1. Payroll Employment
2010-2018
The charts and tables in this section are based on private establishment data from the Quarterly Census of Employment and Wages, or QCEW, as prepared by the New York State Department of Labor in cooperation with the federal Bureau of Labor Statistics (BLS). The base period of comparison is the first quarter of 2010, when the three-month average of payroll employment as measured by the QCEW reached its post-recession low. The end period is the first quarter of 2018.
Click here for a sortable online spreadsheet of private payroll employment totals across the U.S. and in New York counties for 2008-2018.
As illustrated in the following chart, total private-sector employment growth in upstate counties has been about 6.3 percent since 2010—barely one-third the U.S. growth rate of 17.8 percent during the same period, and even further below the downstate growth of 21.2 percent.
Source: NYSDOL, Quarterly Census of Employment and Wages
Private-Sector Job Growth by County
The county-by-county breakdown of private job growth across the state is illustrated in the map below, and detailed in the table that follows.
Source: NYSDOL, Quarterly Census of Employment and Wages
As detailed above, the state as a whole has gained 1.1 million private-sector jobs since 2010, a growth rate of nearly 17 percent. The 12-county downstate region—New York City, Long Island and the Lower Hudson Valley—accounted for 985,000, or 88 percent, of the increase, a growth rate of 21 percent. Upstate’s estimated growth rate was a much more modest 6.3 percent, or 130,108—barely two-thirds the increase recorded in Brooklyn (Kings County), and only one-third the jobs increase in Manhattan (New York County) alone.
New York’s statewide private employment growth rate ranked 33rd out of 50 states. The downstate region’s employment growth rate was higher than all but a dozen states. However, the upstate job growth rate rate was lower than all but three states—Wyoming (1.5 percent), West Virginia (1.6 percent) and Alaska (4.8 percent).
Non-Recoveries
Private-sector payroll employment hit a pre-downturn peak in early 2008. Measuring from that base, as shown in the table below, private employment in 23 of New York’s 62 counties had yet to recover to pre-recession levels as of early 2018.
The Urban Cores
The table below breaks down private job totals for New York metropolitan and micropolitan statistical areas, as well as for the state and nation as a whole. As shown, private employment during the recovery has actually declined in three metro areas (Binghamton, Elmira and Watertown-Ft. Drum), and in two micro areas (Jamesrtown-Dunkirk-Fredonia and Olean). The Southern Tier, stretching along the Pennsylvania border from the Binghamton region west to Jamestown, has turned in the weakest job growth of any region. This is also the area of the state that stood to gain the most economic activity from hydraulic fracturing of Marcellus Shale natural gas deposits, which was banned by the state at the end of 2014.

CHALLENGE 1 :: Can you edit the rows starting with the line that contains "List every element" and going on through the line that contains "y-tick-label: 0.5 <box>680 275 705 294</box>", so that "photometry-point" becomes "photometry-marker" and nothing else changes?
CHALLENGE 2 :: Could you proceed with the passage on New York's private payroll employment, picking up right after its last sentence?

DATASET RECORDS ::
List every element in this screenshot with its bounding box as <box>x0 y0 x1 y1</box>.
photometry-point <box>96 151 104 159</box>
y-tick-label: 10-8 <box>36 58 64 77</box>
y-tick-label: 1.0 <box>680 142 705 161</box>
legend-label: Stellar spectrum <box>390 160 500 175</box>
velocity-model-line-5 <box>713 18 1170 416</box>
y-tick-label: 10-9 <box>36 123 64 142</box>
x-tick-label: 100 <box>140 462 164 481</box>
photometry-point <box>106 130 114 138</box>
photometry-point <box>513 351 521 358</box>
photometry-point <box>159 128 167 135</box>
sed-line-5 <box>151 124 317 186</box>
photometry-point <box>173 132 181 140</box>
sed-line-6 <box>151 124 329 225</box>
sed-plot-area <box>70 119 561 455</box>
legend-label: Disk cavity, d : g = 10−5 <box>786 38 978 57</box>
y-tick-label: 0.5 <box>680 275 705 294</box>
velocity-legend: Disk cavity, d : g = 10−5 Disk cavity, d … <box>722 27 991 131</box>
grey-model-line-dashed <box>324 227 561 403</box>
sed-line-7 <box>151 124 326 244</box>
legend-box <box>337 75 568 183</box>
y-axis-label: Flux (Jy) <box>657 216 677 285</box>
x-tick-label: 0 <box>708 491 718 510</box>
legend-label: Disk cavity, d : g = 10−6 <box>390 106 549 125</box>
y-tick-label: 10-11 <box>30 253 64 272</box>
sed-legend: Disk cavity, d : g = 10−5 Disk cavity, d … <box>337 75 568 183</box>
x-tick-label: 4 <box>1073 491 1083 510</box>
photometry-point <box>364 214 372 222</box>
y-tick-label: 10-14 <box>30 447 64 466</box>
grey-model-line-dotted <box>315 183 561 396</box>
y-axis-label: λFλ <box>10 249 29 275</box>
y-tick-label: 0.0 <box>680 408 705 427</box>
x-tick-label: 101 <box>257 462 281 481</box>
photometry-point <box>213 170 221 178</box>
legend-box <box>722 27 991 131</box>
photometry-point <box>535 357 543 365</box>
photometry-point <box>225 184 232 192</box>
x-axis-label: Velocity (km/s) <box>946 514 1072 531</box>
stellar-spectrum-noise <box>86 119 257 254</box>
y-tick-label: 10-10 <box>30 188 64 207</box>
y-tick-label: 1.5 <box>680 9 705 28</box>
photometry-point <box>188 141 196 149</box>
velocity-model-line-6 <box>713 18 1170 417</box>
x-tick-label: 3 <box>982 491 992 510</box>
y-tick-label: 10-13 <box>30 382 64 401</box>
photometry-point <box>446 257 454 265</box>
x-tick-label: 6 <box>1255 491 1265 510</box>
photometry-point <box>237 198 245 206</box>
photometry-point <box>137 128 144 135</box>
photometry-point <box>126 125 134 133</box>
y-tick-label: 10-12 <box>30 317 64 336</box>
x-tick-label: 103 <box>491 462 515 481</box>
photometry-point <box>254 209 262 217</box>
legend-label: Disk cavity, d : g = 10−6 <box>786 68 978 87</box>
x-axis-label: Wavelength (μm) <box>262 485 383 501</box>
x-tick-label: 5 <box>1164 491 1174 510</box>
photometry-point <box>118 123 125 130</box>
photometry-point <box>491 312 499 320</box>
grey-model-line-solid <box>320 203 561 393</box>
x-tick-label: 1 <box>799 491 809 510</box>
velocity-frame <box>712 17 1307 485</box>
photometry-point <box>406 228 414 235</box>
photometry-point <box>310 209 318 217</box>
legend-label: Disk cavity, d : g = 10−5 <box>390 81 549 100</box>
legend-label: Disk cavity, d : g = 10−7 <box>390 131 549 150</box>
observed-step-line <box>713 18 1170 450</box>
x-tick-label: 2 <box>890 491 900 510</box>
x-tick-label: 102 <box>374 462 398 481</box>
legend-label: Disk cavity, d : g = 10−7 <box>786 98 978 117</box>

...

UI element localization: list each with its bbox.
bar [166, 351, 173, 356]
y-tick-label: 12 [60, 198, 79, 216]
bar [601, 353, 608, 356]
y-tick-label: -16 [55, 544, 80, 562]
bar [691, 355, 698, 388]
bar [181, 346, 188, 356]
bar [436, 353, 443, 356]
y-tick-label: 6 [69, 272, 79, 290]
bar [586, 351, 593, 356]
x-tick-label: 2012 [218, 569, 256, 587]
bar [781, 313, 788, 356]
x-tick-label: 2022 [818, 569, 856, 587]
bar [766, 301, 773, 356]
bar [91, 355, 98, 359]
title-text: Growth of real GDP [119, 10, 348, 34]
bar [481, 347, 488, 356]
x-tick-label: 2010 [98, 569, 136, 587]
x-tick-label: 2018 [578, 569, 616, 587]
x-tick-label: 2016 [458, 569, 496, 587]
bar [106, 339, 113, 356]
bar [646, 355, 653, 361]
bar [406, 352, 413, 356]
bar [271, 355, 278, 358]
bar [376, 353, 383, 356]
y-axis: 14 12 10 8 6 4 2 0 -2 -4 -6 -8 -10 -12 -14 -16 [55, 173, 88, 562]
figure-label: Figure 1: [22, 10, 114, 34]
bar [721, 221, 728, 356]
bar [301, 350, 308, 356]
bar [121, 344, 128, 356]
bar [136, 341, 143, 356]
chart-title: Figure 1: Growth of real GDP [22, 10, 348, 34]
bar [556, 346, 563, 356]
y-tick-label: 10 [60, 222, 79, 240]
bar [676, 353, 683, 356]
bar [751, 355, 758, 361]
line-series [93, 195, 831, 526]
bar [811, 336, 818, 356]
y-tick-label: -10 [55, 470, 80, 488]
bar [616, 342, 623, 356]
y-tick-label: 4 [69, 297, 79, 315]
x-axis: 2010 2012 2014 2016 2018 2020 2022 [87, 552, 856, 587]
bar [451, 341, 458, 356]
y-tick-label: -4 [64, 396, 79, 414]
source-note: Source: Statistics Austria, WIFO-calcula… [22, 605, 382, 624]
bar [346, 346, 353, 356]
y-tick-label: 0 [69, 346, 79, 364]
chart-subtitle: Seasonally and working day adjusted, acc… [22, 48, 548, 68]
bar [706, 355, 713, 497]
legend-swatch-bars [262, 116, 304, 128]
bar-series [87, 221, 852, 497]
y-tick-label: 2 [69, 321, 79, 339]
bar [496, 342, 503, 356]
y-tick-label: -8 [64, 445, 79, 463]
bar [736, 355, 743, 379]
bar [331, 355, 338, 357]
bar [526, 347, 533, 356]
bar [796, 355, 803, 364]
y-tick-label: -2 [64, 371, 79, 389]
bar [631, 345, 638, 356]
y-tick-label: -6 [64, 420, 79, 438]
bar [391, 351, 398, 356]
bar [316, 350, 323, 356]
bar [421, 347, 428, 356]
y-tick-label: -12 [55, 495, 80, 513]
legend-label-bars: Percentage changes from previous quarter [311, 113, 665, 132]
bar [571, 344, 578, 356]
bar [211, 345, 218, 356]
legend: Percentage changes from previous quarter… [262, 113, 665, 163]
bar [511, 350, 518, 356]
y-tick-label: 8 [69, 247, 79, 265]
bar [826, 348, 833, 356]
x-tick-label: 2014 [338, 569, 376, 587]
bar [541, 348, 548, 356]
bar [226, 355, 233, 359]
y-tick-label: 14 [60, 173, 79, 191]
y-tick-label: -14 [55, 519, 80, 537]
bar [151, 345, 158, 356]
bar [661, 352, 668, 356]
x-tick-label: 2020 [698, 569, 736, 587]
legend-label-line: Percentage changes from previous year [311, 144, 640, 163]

TASK OUTPUT 1 ::
List every element in this screenshot with its bounding box as <box>x0 y0 x1 y1</box>.
photometry-marker <box>96 151 104 159</box>
y-tick-label: 10-8 <box>36 58 64 77</box>
y-tick-label: 1.0 <box>680 142 705 161</box>
legend-label: Stellar spectrum <box>390 160 500 175</box>
velocity-model-line-5 <box>713 18 1170 416</box>
y-tick-label: 10-9 <box>36 123 64 142</box>
x-tick-label: 100 <box>140 462 164 481</box>
photometry-marker <box>106 130 114 138</box>
photometry-marker <box>513 351 521 358</box>
photometry-marker <box>159 128 167 135</box>
sed-line-5 <box>151 124 317 186</box>
photometry-marker <box>173 132 181 140</box>
sed-line-6 <box>151 124 329 225</box>
sed-plot-area <box>70 119 561 455</box>
legend-label: Disk cavity, d : g = 10−5 <box>786 38 978 57</box>
y-tick-label: 0.5 <box>680 275 705 294</box>

TASK OUTPUT 2 ::
Research Note: The QCEW collects employment and wage data from employers covered by New York State’s Unemployment Insurance Law. It covers about 97 percent of all workers, excluding only some agricultural workers, railroad workers, private household workers, student workers, the self-employed and unpaid family workers. The QCEW is a more accurate measure of employment because it is an official count of the workforce—as opposed to the Current Employment Survey, or CES, the source of the Labor Department’s monthly jobs report, which is based on a statistical sample of employers. The BLS conducts a benchmark revision to the prior 15 months of CES estimates every March using the QCEW data.
In the tables and charts above, the full national, state and local QCEW published by the BLS is the source of job counts for the U.S. as a whole and for other states, while the New York statewide, county and metropolitan area data are from the state’s own QCEW reports. Job totals in the county and metropolitan tables don’t precisely match because of differences in the way payroll jobs are assigned to geographic areas by the Labor Department.
2. Unemployment Rates
Governor Cuomo frequently has cited a decrease in unemployment rates as evidence that his economic development policies are working. But the unemployment rate, in particular, can be greatly misleading as an indicator of economic growth—or the lack of it.
The following charts are derived from the latest available state Labor Department estimates of the labor force, the number of employed residents and the number of unemployed residents for New York’s regional labor markets. The data are not seasonally adjusted; however, minimizing seasonal variations, all estimates are for the same month (August).
Since their summer 2012 peak, the upstate and downstate unemployment rates have both moved sharply downward—but for sharply different reasons.
Downstate, the drop in unemployment during the recovery period under Governor Cuomo has been driven by an increase in resident employment (the red line), even while the number of people seeking work (the blue line) was also rising. Specifically, according to New York’s Local Area Unemployment Statistics, the downstate resident labor force increased by 289,000 people from August 2010 to August 2018—but the number of employed people in the region increased almost twice as much, by 576,000.
But the picture is quite different upstate, where the same government data indicate that resident employment in 48 counties (the red line) dropped by a combined total of 87,500 from August 2010 to August 2018. The unemployment rate nonetheless decreased because the labor force in those counties (blue line) decreased by 210,100 people.
Research Note: The U.S. Bureau of Labor Statistics estimates New York’s unemployment rate based on a statistical regression model that primarily relies on the Current Population Survey (CPS). Conducted in-person or via telephone, the CPS reaches about 3,100 households in New York State every month. Respondents are asked a series of questions to determine how many persons in their household are employed in a paid job, and how many are jobless and looking for a job but unemployed. The labor force is the sum of employed and unemployed persons, and the unemployment rate is percentage of the total who are unemployed. In terms of geographic distribution, resident employment and unemployment statistics are based on where workers live, while “payroll” employment statistics are based on where jobs are located.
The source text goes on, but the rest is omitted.